DO THIS >>
Extract every entry word for word. Skip the pictures.

ITEMS >>
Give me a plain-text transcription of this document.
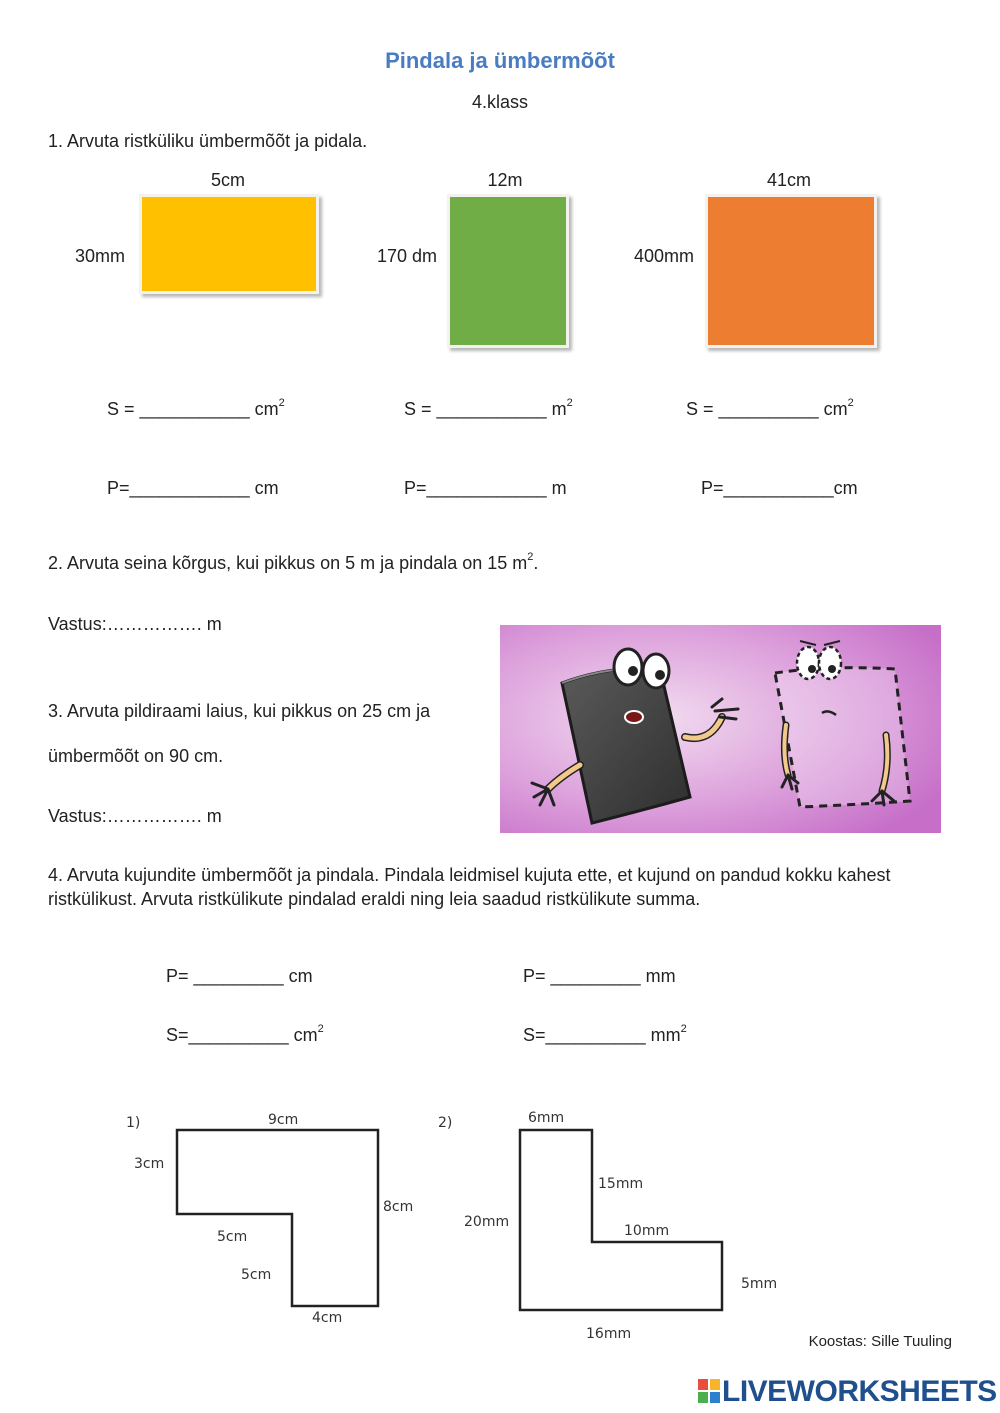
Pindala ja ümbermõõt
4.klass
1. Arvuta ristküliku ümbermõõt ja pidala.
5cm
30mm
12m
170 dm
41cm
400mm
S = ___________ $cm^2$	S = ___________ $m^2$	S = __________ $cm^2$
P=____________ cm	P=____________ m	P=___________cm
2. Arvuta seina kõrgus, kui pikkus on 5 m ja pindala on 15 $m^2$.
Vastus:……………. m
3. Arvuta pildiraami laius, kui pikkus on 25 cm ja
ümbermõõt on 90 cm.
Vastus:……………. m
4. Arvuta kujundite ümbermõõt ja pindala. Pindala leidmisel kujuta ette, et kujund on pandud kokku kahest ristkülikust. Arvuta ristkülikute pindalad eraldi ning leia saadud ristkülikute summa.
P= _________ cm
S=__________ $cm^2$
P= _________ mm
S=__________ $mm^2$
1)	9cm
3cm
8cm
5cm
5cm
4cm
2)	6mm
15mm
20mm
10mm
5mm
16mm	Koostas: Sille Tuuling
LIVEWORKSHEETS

ANSWER FOR THIS EXERCISE >>
Give me a plain-text transcription of this document.
Pindala ja ümbermõõt
4.klass
1. Arvuta ristküliku ümbermõõt ja pidala.
5cm
30mm
12m
170 dm
41cm
400mm
S = ___________ $cm^2$	S = ___________ $m^2$	S = __________ $cm^2$
P=____________ cm	P=____________ m	P=___________cm
2. Arvuta seina kõrgus, kui pikkus on 5 m ja pindala on 15 $m^2$.
Vastus:……………. m
3. Arvuta pildiraami laius, kui pikkus on 25 cm ja
ümbermõõt on 90 cm.
Vastus:……………. m
4. Arvuta kujundite ümbermõõt ja pindala. Pindala leidmisel kujuta ette, et kujund on pandud kokku kahest ristkülikust. Arvuta ristkülikute pindalad eraldi ning leia saadud ristkülikute summa.
P= _________ cm
S=__________ $cm^2$
P= _________ mm
S=__________ $mm^2$
1)	9cm
3cm
8cm
5cm
5cm
4cm
2)	6mm
15mm
20mm
10mm
5mm
16mm	Koostas: Sille Tuuling
LIVEWORKSHEETS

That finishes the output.